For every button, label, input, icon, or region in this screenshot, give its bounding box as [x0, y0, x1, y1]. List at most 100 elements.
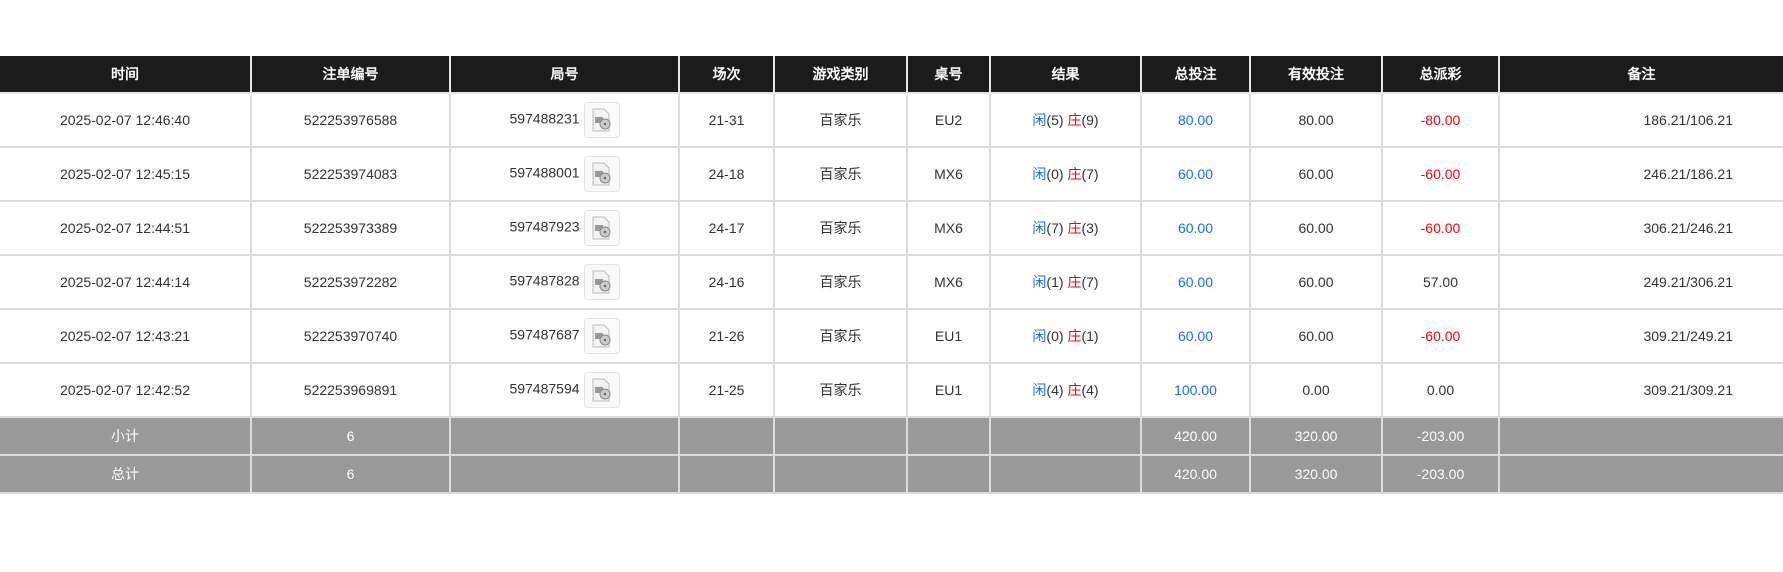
header-table: 桌号 — [906, 56, 991, 94]
cell-payout: -60.00 — [1381, 146, 1500, 202]
cell-game: 百家乐 — [773, 146, 908, 202]
total-row: 总计 6 420.00 320.00 -203.00 — [0, 454, 1783, 494]
banker-score: (3) — [1081, 220, 1099, 236]
player-label: 闲 — [1032, 220, 1047, 236]
banker-score: (7) — [1081, 274, 1099, 290]
round-number: 597487828 — [509, 272, 580, 289]
header-round: 局号 — [449, 56, 680, 94]
total-count: 6 — [250, 454, 451, 494]
cell-game: 百家乐 — [773, 362, 908, 418]
player-score: (0) — [1046, 328, 1064, 344]
video-file-icon[interactable] — [583, 156, 620, 192]
cell-payout: -60.00 — [1381, 308, 1500, 364]
round-number: 597488001 — [509, 164, 580, 181]
header-game: 游戏类别 — [773, 56, 908, 94]
cell-bet-no: 522253969891 — [250, 362, 451, 418]
video-file-icon[interactable] — [583, 102, 620, 138]
cell-shoe: 24-17 — [678, 200, 775, 256]
cell-valid-bet: 60.00 — [1249, 146, 1383, 202]
cell-game: 百家乐 — [773, 308, 908, 364]
cell-payout: 57.00 — [1381, 254, 1500, 310]
video-file-icon[interactable] — [583, 264, 620, 300]
video-file-icon[interactable] — [583, 210, 620, 246]
header-payout: 总派彩 — [1381, 56, 1500, 94]
subtotal-payout: -203.00 — [1381, 416, 1500, 456]
cell-round: 597487828 — [449, 254, 680, 310]
subtotal-valid-bet: 320.00 — [1249, 416, 1383, 456]
cell-payout: 0.00 — [1381, 362, 1500, 418]
total-total-bet: 420.00 — [1140, 454, 1251, 494]
cell-total-bet: 60.00 — [1140, 308, 1251, 364]
banker-score: (7) — [1081, 166, 1099, 182]
banker-label: 庄 — [1067, 112, 1082, 128]
cell-time: 2025-02-07 12:43:21 — [0, 308, 252, 364]
cell-table: MX6 — [906, 254, 991, 310]
cell-remark: 186.21/106.21 — [1498, 92, 1783, 148]
cell-remark: 306.21/246.21 — [1498, 200, 1783, 256]
cell-result: 闲(0) 庄(7) — [989, 146, 1142, 202]
cell-valid-bet: 60.00 — [1249, 200, 1383, 256]
cell-time: 2025-02-07 12:42:52 — [0, 362, 252, 418]
cell-shoe: 21-26 — [678, 308, 775, 364]
cell-time: 2025-02-07 12:44:51 — [0, 200, 252, 256]
cell-table: MX6 — [906, 200, 991, 256]
cell-result: 闲(7) 庄(3) — [989, 200, 1142, 256]
header-remark: 备注 — [1498, 56, 1783, 94]
cell-result: 闲(5) 庄(9) — [989, 92, 1142, 148]
table-row: 2025-02-07 12:45:15 522253974083 5974880… — [0, 146, 1783, 202]
cell-bet-no: 522253972282 — [250, 254, 451, 310]
banker-label: 庄 — [1067, 382, 1082, 398]
table-row: 2025-02-07 12:46:40 522253976588 5974882… — [0, 92, 1783, 148]
subtotal-total-bet: 420.00 — [1140, 416, 1251, 456]
cell-shoe: 21-31 — [678, 92, 775, 148]
total-payout: -203.00 — [1381, 454, 1500, 494]
subtotal-row: 小计 6 420.00 320.00 -203.00 — [0, 416, 1783, 456]
round-number: 597487923 — [509, 218, 580, 235]
cell-result: 闲(4) 庄(4) — [989, 362, 1142, 418]
cell-game: 百家乐 — [773, 92, 908, 148]
banker-score: (1) — [1081, 328, 1099, 344]
cell-shoe: 24-16 — [678, 254, 775, 310]
video-file-icon[interactable] — [583, 372, 620, 408]
cell-time: 2025-02-07 12:44:14 — [0, 254, 252, 310]
cell-round: 597487594 — [449, 362, 680, 418]
cell-total-bet: 60.00 — [1140, 254, 1251, 310]
cell-round: 597488001 — [449, 146, 680, 202]
header-time: 时间 — [0, 56, 252, 94]
total-label: 总计 — [0, 454, 252, 494]
cell-round: 597487923 — [449, 200, 680, 256]
player-label: 闲 — [1032, 382, 1047, 398]
cell-valid-bet: 60.00 — [1249, 254, 1383, 310]
cell-bet-no: 522253974083 — [250, 146, 451, 202]
cell-valid-bet: 60.00 — [1249, 308, 1383, 364]
table-row: 2025-02-07 12:43:21 522253970740 5974876… — [0, 308, 1783, 364]
cell-bet-no: 522253973389 — [250, 200, 451, 256]
cell-remark: 309.21/309.21 — [1498, 362, 1783, 418]
player-score: (4) — [1046, 382, 1064, 398]
banker-label: 庄 — [1067, 328, 1082, 344]
header-result: 结果 — [989, 56, 1142, 94]
player-label: 闲 — [1032, 274, 1047, 290]
header-shoe: 场次 — [678, 56, 775, 94]
cell-shoe: 21-25 — [678, 362, 775, 418]
table-header: 时间 注单编号 局号 场次 游戏类别 桌号 结果 总投注 有效投注 总派彩 备注 — [0, 56, 1783, 94]
cell-total-bet: 60.00 — [1140, 200, 1251, 256]
cell-payout: -60.00 — [1381, 200, 1500, 256]
cell-game: 百家乐 — [773, 200, 908, 256]
cell-shoe: 24-18 — [678, 146, 775, 202]
round-number: 597487594 — [509, 380, 580, 397]
subtotal-count: 6 — [250, 416, 451, 456]
cell-bet-no: 522253970740 — [250, 308, 451, 364]
cell-remark: 246.21/186.21 — [1498, 146, 1783, 202]
cell-payout: -80.00 — [1381, 92, 1500, 148]
header-total-bet: 总投注 — [1140, 56, 1251, 94]
cell-total-bet: 100.00 — [1140, 362, 1251, 418]
table-row: 2025-02-07 12:42:52 522253969891 5974875… — [0, 362, 1783, 418]
player-score: (7) — [1046, 220, 1064, 236]
cell-result: 闲(1) 庄(7) — [989, 254, 1142, 310]
cell-table: EU1 — [906, 308, 991, 364]
round-number: 597488231 — [509, 110, 580, 127]
cell-table: MX6 — [906, 146, 991, 202]
player-label: 闲 — [1032, 328, 1047, 344]
video-file-icon[interactable] — [583, 318, 620, 354]
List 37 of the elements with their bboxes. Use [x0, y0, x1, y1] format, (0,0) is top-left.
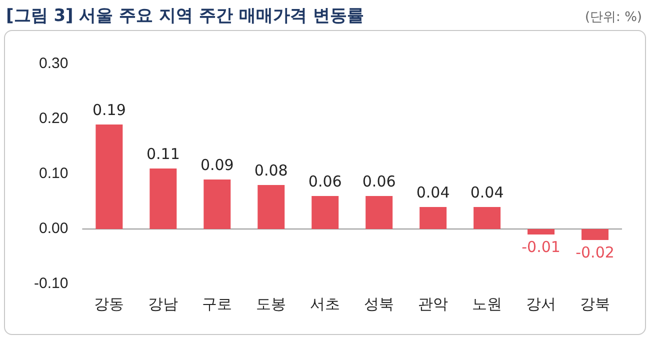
x-tick-label: 강북: [580, 296, 610, 314]
y-tick-label: -0.10: [34, 275, 68, 292]
y-tick-label: 0.20: [38, 110, 68, 128]
x-tick-label: 강남: [148, 296, 178, 314]
data-label: -0.02: [576, 243, 614, 262]
data-label: 0.11: [146, 144, 180, 163]
bar: [474, 207, 501, 229]
x-tick-label: 강서: [526, 296, 556, 314]
x-tick-label: 관악: [418, 296, 448, 314]
bar: [528, 229, 555, 234]
bar: [366, 196, 393, 229]
bar: [258, 185, 285, 229]
y-tick-label: 0.30: [38, 55, 68, 72]
data-label: 0.09: [200, 156, 234, 174]
data-label: 0.06: [362, 172, 396, 190]
data-label: 0.06: [308, 172, 342, 190]
bar: [204, 180, 231, 229]
data-label: 0.04: [470, 183, 504, 202]
text: (단위: %): [584, 9, 642, 26]
data-label: -0.01: [522, 238, 560, 256]
y-tick-label: 0.10: [38, 165, 68, 182]
x-tick-label: 성북: [364, 296, 394, 314]
x-tick-label: 도봉: [256, 296, 286, 314]
y-tick-label: 0.00: [38, 220, 68, 238]
bar: [96, 124, 123, 229]
bar: [582, 229, 609, 240]
x-tick-label: 노원: [472, 296, 502, 314]
data-label: 0.04: [416, 183, 450, 202]
data-label: 0.19: [92, 100, 126, 119]
x-tick-label: 구로: [202, 296, 232, 314]
x-tick-label: 서초: [310, 296, 340, 314]
chart-title: [그림 3] 서울 주요 지역 주간 매매가격 변동률: [6, 5, 364, 27]
data-label: 0.08: [254, 161, 288, 180]
bar: [420, 207, 447, 229]
bar: [312, 196, 339, 229]
bar: [150, 168, 177, 229]
x-tick-label: 강동: [94, 296, 124, 314]
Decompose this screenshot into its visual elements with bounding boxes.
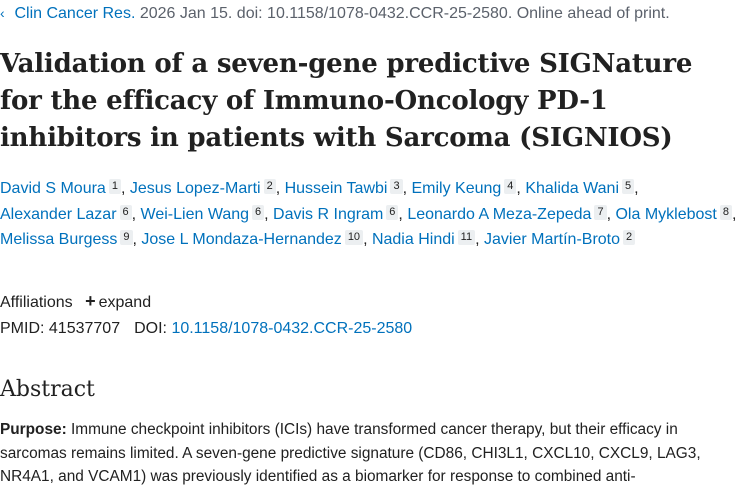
author-item: Wei-Lien Wang 6 bbox=[140, 204, 265, 223]
author-item: Jesus Lopez-Marti 2 bbox=[129, 179, 276, 197]
affiliations-expand-button[interactable]: + expand bbox=[85, 291, 152, 311]
citation-details: 2026 Jan 15. doi: 10.1158/1078-0432.CCR-… bbox=[135, 5, 670, 22]
author-item: Khalida Wani 5 bbox=[525, 179, 635, 197]
author-item: Leonardo A Meza-Zepeda 7 bbox=[407, 204, 607, 223]
pmid-value: 41537707 bbox=[48, 320, 121, 337]
affiliation-number[interactable]: 4 bbox=[504, 179, 517, 194]
author-item: David S Moura 1 bbox=[0, 179, 121, 197]
affiliation-number[interactable]: 6 bbox=[252, 204, 265, 220]
abstract-paragraph: Purpose: Immune checkpoint inhibitors (I… bbox=[0, 418, 742, 489]
affiliation-number[interactable]: 6 bbox=[119, 204, 132, 220]
identifiers-row: PMID: 41537707 DOI: 10.1158/1078-0432.CCR… bbox=[0, 319, 412, 339]
author-item: Alexander Lazar 6 bbox=[0, 204, 132, 223]
author-item: Jose L Mondaza-Hernandez 10 bbox=[141, 230, 364, 248]
author-item: Javier Martín-Broto 2 bbox=[483, 230, 636, 248]
author-name-link[interactable]: Emily Keung bbox=[411, 180, 502, 197]
purpose-text: Immune checkpoint inhibitors (ICIs) have… bbox=[0, 421, 701, 485]
doi-link[interactable]: 10.1158/1078-0432.CCR-25-2580 bbox=[171, 320, 413, 337]
affiliations-label: Affiliations bbox=[0, 294, 73, 311]
affiliation-number[interactable]: 2 bbox=[623, 230, 636, 245]
author-name-link[interactable]: Jose L Mondaza-Hernandez bbox=[141, 231, 342, 248]
affiliation-number[interactable]: 2 bbox=[263, 179, 276, 194]
author-name-link[interactable]: Javier Martín-Broto bbox=[483, 231, 621, 248]
doi-label: DOI: bbox=[134, 320, 167, 337]
plus-icon: + bbox=[85, 291, 96, 311]
affiliation-number[interactable]: 8 bbox=[719, 204, 732, 220]
author-name-link[interactable]: Wei-Lien Wang bbox=[140, 205, 250, 223]
affiliation-number[interactable]: 5 bbox=[622, 179, 635, 194]
author-item: Hussein Tawbi 3 bbox=[284, 179, 403, 197]
affiliation-number[interactable]: 11 bbox=[457, 230, 476, 245]
author-name-link[interactable]: David S Moura bbox=[0, 180, 106, 197]
author-item: Nadia Hindi 11 bbox=[371, 230, 476, 248]
author-name-link[interactable]: Davis R Ingram bbox=[273, 205, 384, 223]
affiliation-number[interactable]: 9 bbox=[120, 230, 133, 245]
affiliation-number[interactable]: 7 bbox=[594, 204, 607, 220]
affiliation-number[interactable]: 6 bbox=[386, 204, 399, 220]
author-name-link[interactable]: Melissa Burgess bbox=[0, 231, 118, 248]
chevron-left-icon[interactable]: ‹ bbox=[0, 5, 5, 21]
author-list: David S Moura 1, Jesus Lopez-Marti 2, Huss… bbox=[0, 179, 737, 248]
abstract-heading: Abstract bbox=[0, 377, 95, 402]
pmid-label: PMID: bbox=[0, 320, 45, 337]
author-item: Davis R Ingram 6 bbox=[273, 204, 399, 223]
author-name-link[interactable]: Nadia Hindi bbox=[371, 231, 455, 248]
author-name-link[interactable]: Jesus Lopez-Marti bbox=[129, 180, 261, 197]
author-item: Ola Myklebost 8 bbox=[615, 204, 732, 223]
author-name-link[interactable]: Khalida Wani bbox=[525, 180, 619, 197]
affiliation-number[interactable]: 3 bbox=[390, 179, 403, 194]
author-name-link[interactable]: Alexander Lazar bbox=[0, 205, 117, 223]
affiliation-number[interactable]: 10 bbox=[344, 230, 364, 245]
citation-line: ‹ Clin Cancer Res. 2026 Jan 15. doi: 10.… bbox=[0, 3, 750, 24]
affiliation-number[interactable]: 1 bbox=[108, 179, 121, 194]
article-title: Validation of a seven-gene predictive SI… bbox=[0, 49, 693, 153]
author-name-link[interactable]: Leonardo A Meza-Zepeda bbox=[407, 205, 592, 223]
journal-link[interactable]: Clin Cancer Res. bbox=[14, 5, 136, 22]
purpose-label: Purpose: bbox=[0, 421, 67, 438]
author-item: Emily Keung 4 bbox=[411, 179, 517, 197]
author-item: Melissa Burgess 9 bbox=[0, 230, 133, 248]
expand-label: expand bbox=[98, 294, 152, 311]
author-name-link[interactable]: Ola Myklebost bbox=[615, 205, 717, 223]
affiliations-row: Affiliations + expand bbox=[0, 291, 151, 313]
author-name-link[interactable]: Hussein Tawbi bbox=[284, 180, 388, 197]
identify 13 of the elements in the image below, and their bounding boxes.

────────────────────────────────────────

Rewrite the items starting at the line "header-table: 桌号 — [906, 56, 991, 94]" and ending at the line "round-number: 597487828 —", switching every "banker-score" to "dealer-score" and keeping everything else the same.

header-table: 桌号 — [906, 56, 991, 94]
cell-payout: -60.00 — [1381, 146, 1500, 202]
cell-game: 百家乐 — [773, 146, 908, 202]
total-row: 总计 6 420.00 320.00 -203.00 — [0, 454, 1783, 494]
dealer-score: (3) — [1081, 220, 1099, 236]
player-label: 闲 — [1032, 220, 1047, 236]
dealer-score: (7) — [1081, 274, 1099, 290]
round-number: 597487828 — [509, 272, 580, 289]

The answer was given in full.